___ LISTING ___

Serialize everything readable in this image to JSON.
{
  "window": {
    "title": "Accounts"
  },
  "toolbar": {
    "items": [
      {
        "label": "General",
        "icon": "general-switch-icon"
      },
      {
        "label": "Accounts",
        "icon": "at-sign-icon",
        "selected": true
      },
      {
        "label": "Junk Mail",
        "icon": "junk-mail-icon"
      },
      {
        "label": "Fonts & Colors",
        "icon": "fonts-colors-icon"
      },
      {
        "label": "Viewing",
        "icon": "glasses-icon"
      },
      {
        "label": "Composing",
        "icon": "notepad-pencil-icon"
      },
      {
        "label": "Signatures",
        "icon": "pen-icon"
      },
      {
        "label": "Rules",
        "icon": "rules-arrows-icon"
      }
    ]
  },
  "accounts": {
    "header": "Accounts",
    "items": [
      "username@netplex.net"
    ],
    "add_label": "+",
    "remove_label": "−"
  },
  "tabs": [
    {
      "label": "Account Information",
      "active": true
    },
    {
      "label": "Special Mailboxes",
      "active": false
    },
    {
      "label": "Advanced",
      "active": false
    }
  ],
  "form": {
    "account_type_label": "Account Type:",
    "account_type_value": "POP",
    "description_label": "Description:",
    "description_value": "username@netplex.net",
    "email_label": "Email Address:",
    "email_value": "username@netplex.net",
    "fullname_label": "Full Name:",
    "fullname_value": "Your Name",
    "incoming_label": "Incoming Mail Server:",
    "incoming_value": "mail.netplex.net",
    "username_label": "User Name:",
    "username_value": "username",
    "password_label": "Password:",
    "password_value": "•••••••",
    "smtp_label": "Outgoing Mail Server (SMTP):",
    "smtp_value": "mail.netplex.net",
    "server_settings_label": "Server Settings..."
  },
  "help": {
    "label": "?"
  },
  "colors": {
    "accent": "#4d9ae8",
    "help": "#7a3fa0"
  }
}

___

• PROBLEM REQUIREMENTS
Each line of the material should be echoed exactly.

• REPLY
Serialize everything readable in this image to JSON.
{
  "window": {
    "title": "Accounts"
  },
  "toolbar": {
    "items": [
      {
        "label": "General",
        "icon": "general-switch-icon"
      },
      {
        "label": "Accounts",
        "icon": "at-sign-icon",
        "selected": true
      },
      {
        "label": "Junk Mail",
        "icon": "junk-mail-icon"
      },
      {
        "label": "Fonts & Colors",
        "icon": "fonts-colors-icon"
      },
      {
        "label": "Viewing",
        "icon": "glasses-icon"
      },
      {
        "label": "Composing",
        "icon": "notepad-pencil-icon"
      },
      {
        "label": "Signatures",
        "icon": "pen-icon"
      },
      {
        "label": "Rules",
        "icon": "rules-arrows-icon"
      }
    ]
  },
  "accounts": {
    "header": "Accounts",
    "items": [
      "username@netplex.net"
    ],
    "add_label": "+",
    "remove_label": "−"
  },
  "tabs": [
    {
      "label": "Account Information",
      "active": true
    },
    {
      "label": "Special Mailboxes",
      "active": false
    },
    {
      "label": "Advanced",
      "active": false
    }
  ],
  "form": {
    "account_type_label": "Account Type:",
    "account_type_value": "POP",
    "description_label": "Description:",
    "description_value": "username@netplex.net",
    "email_label": "Email Address:",
    "email_value": "username@netplex.net",
    "fullname_label": "Full Name:",
    "fullname_value": "Your Name",
    "incoming_label": "Incoming Mail Server:",
    "incoming_value": "mail.netplex.net",
    "username_label": "User Name:",
    "username_value": "username",
    "password_label": "Password:",
    "password_value": "•••••••",
    "smtp_label": "Outgoing Mail Server (SMTP):",
    "smtp_value": "mail.netplex.net",
    "server_settings_label": "Server Settings..."
  },
  "help": {
    "label": "?"
  },
  "colors": {
    "accent": "#4d9ae8",
    "help": "#7a3fa0"
  }
}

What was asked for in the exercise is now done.